**TEXTE DE LA PAGE:**
--- --- ---

Je me demande quelles vont être les mesures de contrôles pour que les matériaux soient bien recyclés, et comment ils vonrt l'être. Parce que si c'est recycler des matériaux mais dépenser autant en coût de recyclage et en pollution carbone, cela ne va pas être très intelligent. Il faut que le recyclage des déchets soit fait minutieusement, entre ceux qui vont qui vont avoir un coût très élévé et pour lesquels se sera une aberration de le faire, et ceux qui peuvent rapporter ou être à iso-coût.
Qu'est-ce que cela devrait changer pour les architectes ? Quel devrait être leur rôle ?
Gabriel Franc : Je suis assez inquiet par ce qu'il va se passer au 1er janvier. On ne sait pas qui devra faire ce diagnostic. On nous a dit qu'il devrait être fait avant le dépôt d'autorisation ou avant le démarrage des travaux. Il y a quelques précisions que l'on attend.

--- --- ---

[Données de compréhension de documents]
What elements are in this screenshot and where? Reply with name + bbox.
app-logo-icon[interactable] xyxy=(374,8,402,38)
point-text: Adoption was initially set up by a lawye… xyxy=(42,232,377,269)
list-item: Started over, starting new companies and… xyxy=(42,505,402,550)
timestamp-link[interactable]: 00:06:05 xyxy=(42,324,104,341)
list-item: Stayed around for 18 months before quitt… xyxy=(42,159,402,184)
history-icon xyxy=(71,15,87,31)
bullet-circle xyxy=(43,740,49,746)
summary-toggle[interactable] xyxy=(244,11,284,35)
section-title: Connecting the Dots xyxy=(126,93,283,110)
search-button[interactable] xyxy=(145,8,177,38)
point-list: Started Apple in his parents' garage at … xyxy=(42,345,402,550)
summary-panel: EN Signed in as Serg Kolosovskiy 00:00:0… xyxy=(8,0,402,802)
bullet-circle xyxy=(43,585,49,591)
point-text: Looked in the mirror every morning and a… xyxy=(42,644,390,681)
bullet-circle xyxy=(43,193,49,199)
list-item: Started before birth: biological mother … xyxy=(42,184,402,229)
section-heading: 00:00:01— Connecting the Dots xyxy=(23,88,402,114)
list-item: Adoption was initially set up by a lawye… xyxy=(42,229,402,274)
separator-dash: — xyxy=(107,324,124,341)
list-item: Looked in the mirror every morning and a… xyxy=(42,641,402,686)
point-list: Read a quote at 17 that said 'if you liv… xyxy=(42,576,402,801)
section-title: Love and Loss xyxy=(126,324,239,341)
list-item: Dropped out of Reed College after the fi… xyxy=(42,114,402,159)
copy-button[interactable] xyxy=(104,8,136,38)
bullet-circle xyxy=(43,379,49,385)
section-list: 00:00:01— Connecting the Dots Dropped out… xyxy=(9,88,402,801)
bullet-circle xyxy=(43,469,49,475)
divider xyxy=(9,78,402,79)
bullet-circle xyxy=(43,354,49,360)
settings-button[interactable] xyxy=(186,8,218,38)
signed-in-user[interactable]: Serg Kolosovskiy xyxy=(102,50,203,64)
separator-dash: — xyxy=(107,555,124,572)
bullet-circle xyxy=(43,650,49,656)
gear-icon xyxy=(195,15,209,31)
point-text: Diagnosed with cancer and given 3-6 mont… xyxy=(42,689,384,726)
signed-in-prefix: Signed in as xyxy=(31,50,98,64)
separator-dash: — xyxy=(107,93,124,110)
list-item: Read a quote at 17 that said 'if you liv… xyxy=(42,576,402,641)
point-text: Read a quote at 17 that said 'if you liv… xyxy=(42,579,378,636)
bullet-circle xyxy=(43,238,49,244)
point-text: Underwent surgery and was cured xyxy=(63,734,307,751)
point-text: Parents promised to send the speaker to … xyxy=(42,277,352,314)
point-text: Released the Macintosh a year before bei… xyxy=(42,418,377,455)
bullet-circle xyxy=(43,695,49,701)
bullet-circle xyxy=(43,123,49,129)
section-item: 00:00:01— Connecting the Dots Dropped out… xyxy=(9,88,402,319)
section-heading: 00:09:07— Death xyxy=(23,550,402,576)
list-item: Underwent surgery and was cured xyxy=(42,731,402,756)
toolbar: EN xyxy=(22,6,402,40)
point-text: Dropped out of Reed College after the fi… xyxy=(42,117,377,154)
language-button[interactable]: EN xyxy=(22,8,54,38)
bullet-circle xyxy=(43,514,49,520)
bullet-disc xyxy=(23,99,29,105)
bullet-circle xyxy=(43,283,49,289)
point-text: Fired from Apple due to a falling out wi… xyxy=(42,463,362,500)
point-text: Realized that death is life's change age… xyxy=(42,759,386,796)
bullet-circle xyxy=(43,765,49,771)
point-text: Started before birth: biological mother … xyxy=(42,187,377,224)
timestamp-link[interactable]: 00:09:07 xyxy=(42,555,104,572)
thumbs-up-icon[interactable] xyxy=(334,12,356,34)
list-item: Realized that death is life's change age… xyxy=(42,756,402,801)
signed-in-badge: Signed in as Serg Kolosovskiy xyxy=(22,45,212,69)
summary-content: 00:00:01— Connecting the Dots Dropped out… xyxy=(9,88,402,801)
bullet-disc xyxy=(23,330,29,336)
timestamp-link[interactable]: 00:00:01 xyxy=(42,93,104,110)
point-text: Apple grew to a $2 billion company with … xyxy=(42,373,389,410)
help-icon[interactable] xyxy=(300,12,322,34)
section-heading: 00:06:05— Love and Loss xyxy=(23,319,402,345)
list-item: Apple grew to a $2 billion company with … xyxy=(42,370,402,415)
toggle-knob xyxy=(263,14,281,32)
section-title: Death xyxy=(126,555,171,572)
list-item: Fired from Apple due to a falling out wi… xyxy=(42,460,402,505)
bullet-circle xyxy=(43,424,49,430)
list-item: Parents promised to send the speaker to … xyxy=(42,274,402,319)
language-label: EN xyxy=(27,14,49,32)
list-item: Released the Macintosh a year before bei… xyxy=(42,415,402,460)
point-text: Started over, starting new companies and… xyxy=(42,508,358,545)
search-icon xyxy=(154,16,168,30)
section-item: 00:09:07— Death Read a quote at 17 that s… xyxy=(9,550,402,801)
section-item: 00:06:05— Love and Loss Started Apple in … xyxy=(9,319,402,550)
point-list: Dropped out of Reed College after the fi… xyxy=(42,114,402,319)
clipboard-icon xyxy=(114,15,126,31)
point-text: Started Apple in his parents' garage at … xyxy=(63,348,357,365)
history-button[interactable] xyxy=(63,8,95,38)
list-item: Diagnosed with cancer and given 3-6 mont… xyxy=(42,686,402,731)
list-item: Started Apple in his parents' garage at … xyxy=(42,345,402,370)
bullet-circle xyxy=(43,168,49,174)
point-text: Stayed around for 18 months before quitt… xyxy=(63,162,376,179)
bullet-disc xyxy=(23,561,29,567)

--- --- ---

**ÉTAPES DE L'EXERCICE:**
1) Répondez à ces questions sur l'entretien sur le recyclage des matériaux :
(a) Comment le recyclage des déchets doit-il être fait ?
(b) Par ce qu'il va se passer à quelle date Gabriel Franc est-il inquiet ?
(c) Avant quels moments a-t-on dit que le diagnostic devrait être fait ?
2) Ces affirmations s'accordent-elles avec l'entretien sur le recyclage des matériaux ? Répondez par oui ou non en citant les mots décisifs.
(a) Gabriel Franc sait qui devra faire le diagnostic.
(b) Gabriel Franc se dit assez inquiet.
(c) Recycler des matériaux en dépensant autant en coût de recyclage et en pollution carbone est jugé intelligent.
3) Poursuivez l'entretien sur le recyclage des matériaux là où il s'arrête.
Les lignes sont sans rapport avec l'entretien sur le recyclage des matériaux.

**RÉPONSES PAR CONSIGNE:**
1)
(a) Minutieusement.
(b) Au 1er janvier.
(c) Avant le dépôt d'autorisation ou avant le démarrage des travaux.

2)
(a) Non : « On ne sait pas qui devra faire ce diagnostic. »
(b) Oui : « Je suis assez inquiet par ce qu'il va se passer au 1er janvier. »
(c) Non : « cela ne va pas être très intelligent »

3)
Réglementairement, j'ai compris que notre rôle est de vérifier que ces diagnostics sont bien établis parce qu'a priori on devra les inclure dans nos demandes d'autorisation. A partir du moment où l'on a l'obligation de joindre ces diagnostics, cela veut dire que l'on doit en connaître la véracité. A priori, notre rôle n'est pas de vérifier que cette collecte soit bien faite. Mais il est un peu flou de savoir qui va être en charge de cela, qui va en avoir la responsabilité. Est-ce que c'est à l'échelle d'un bureau de contrôle ? Est-ce que c'est une notion déclarative ?
Pour l'esprit même de la réglementation, on y est tout à fait favorables. D'ailleurs nous n'avons pas attendu d'avoir cette réglementation pour le faire puisque beaucoup de professionnels intègrent des certfications environnementales de type de BREEAM ou HQE, pour lesquelles la part de recyclage des matériaux de chantiers sont évidemment pris en compte.
Plus largement, quelle pourrait être la part des architectes dans la démarche de recyclage et de valorisation ? Quelles sont vos propositions ?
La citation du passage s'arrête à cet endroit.